Problem details> Return the listing below verbatim. Pictures do not belong in the copy.

(Stored records)
%%
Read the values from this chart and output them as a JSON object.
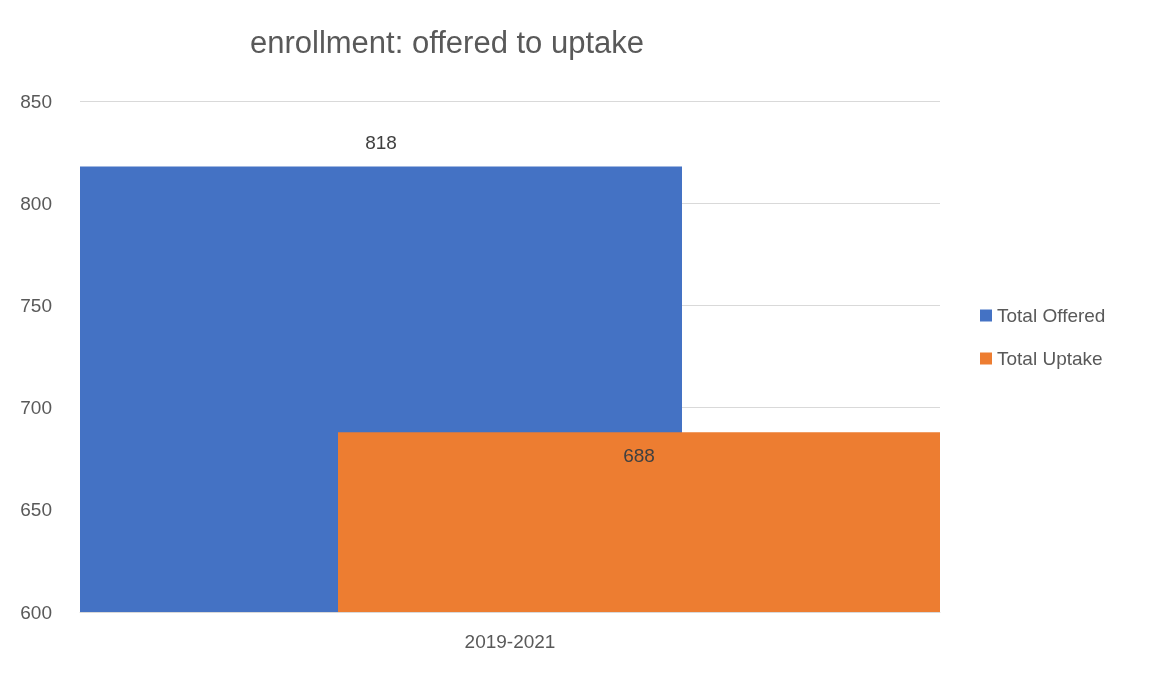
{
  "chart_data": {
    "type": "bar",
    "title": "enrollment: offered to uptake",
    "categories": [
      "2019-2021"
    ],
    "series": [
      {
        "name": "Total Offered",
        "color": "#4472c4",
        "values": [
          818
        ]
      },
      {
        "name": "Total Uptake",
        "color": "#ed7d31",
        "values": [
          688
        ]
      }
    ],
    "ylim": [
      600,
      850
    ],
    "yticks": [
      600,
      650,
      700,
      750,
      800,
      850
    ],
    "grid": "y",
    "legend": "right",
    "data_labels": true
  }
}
%%
Task output>
Read the values from this chart and output them as a JSON object.
{
  "chart_data": {
    "type": "bar",
    "title": "enrollment: offered to uptake",
    "categories": [
      "2019-2021"
    ],
    "series": [
      {
        "name": "Total Offered",
        "color": "#4472c4",
        "values": [
          818
        ]
      },
      {
        "name": "Total Uptake",
        "color": "#ed7d31",
        "values": [
          688
        ]
      }
    ],
    "ylim": [
      600,
      850
    ],
    "yticks": [
      600,
      650,
      700,
      750,
      800,
      850
    ],
    "grid": "y",
    "legend": "right",
    "data_labels": true
  }
}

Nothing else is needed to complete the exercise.